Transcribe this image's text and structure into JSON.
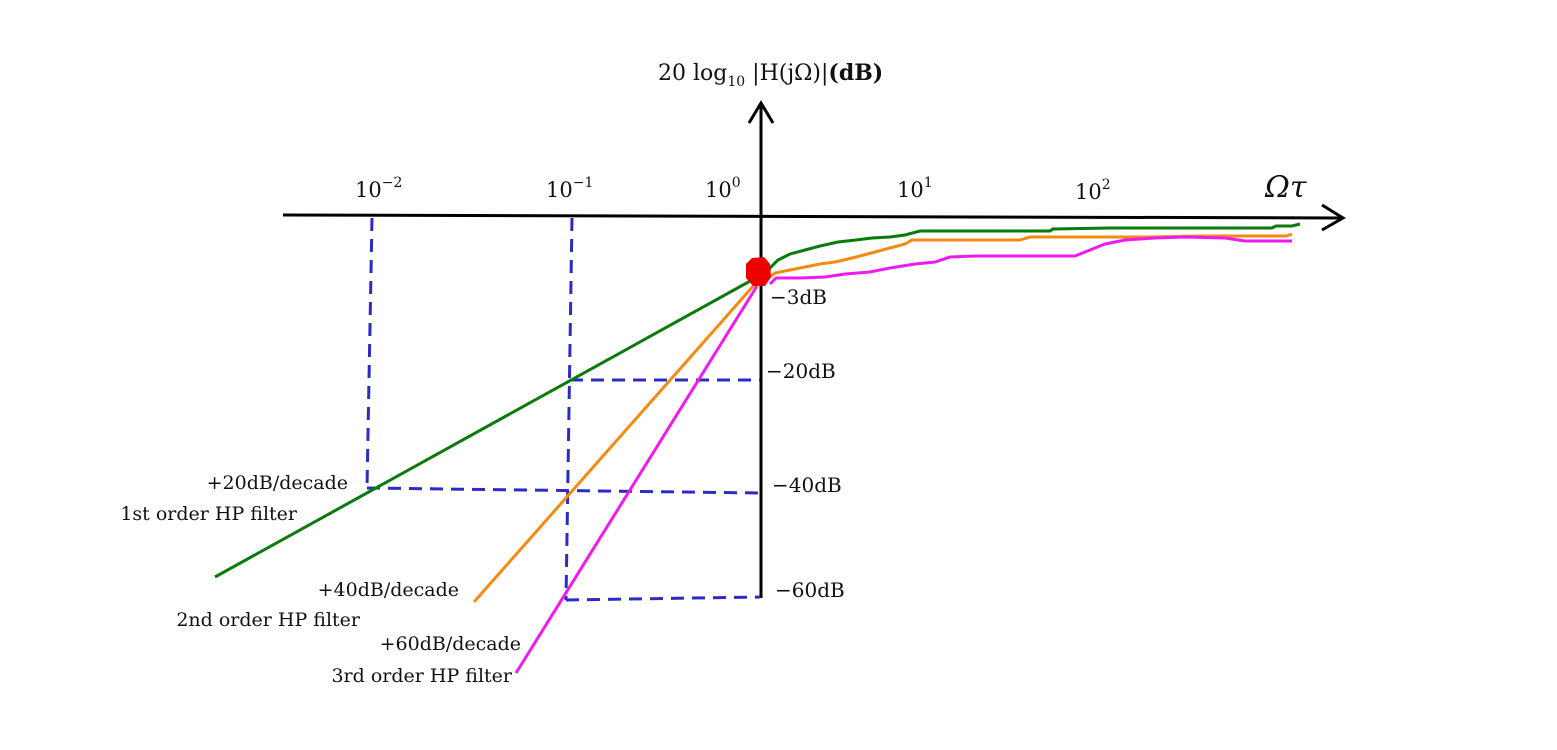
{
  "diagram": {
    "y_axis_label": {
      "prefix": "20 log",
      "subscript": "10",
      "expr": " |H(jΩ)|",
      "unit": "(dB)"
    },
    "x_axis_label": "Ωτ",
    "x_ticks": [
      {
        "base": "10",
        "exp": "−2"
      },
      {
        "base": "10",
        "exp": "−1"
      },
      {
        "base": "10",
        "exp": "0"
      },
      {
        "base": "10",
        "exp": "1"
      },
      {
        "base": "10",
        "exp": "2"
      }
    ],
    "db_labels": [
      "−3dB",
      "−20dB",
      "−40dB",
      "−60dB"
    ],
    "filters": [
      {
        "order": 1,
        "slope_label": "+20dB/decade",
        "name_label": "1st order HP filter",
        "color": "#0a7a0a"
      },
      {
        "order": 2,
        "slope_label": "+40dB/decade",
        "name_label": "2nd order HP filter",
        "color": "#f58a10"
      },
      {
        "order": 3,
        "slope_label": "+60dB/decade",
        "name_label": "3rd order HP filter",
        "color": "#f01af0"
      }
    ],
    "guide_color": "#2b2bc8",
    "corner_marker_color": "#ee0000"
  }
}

^^^^^^^^^^^^^^^^

Copy every entry exactly as written. Pictures are excluded.

Transcribe this image's text and structure into JSON.
{
  "diagram": {
    "y_axis_label": {
      "prefix": "20 log",
      "subscript": "10",
      "expr": " |H(jΩ)|",
      "unit": "(dB)"
    },
    "x_axis_label": "Ωτ",
    "x_ticks": [
      {
        "base": "10",
        "exp": "−2"
      },
      {
        "base": "10",
        "exp": "−1"
      },
      {
        "base": "10",
        "exp": "0"
      },
      {
        "base": "10",
        "exp": "1"
      },
      {
        "base": "10",
        "exp": "2"
      }
    ],
    "db_labels": [
      "−3dB",
      "−20dB",
      "−40dB",
      "−60dB"
    ],
    "filters": [
      {
        "order": 1,
        "slope_label": "+20dB/decade",
        "name_label": "1st order HP filter",
        "color": "#0a7a0a"
      },
      {
        "order": 2,
        "slope_label": "+40dB/decade",
        "name_label": "2nd order HP filter",
        "color": "#f58a10"
      },
      {
        "order": 3,
        "slope_label": "+60dB/decade",
        "name_label": "3rd order HP filter",
        "color": "#f01af0"
      }
    ],
    "guide_color": "#2b2bc8",
    "corner_marker_color": "#ee0000"
  }
}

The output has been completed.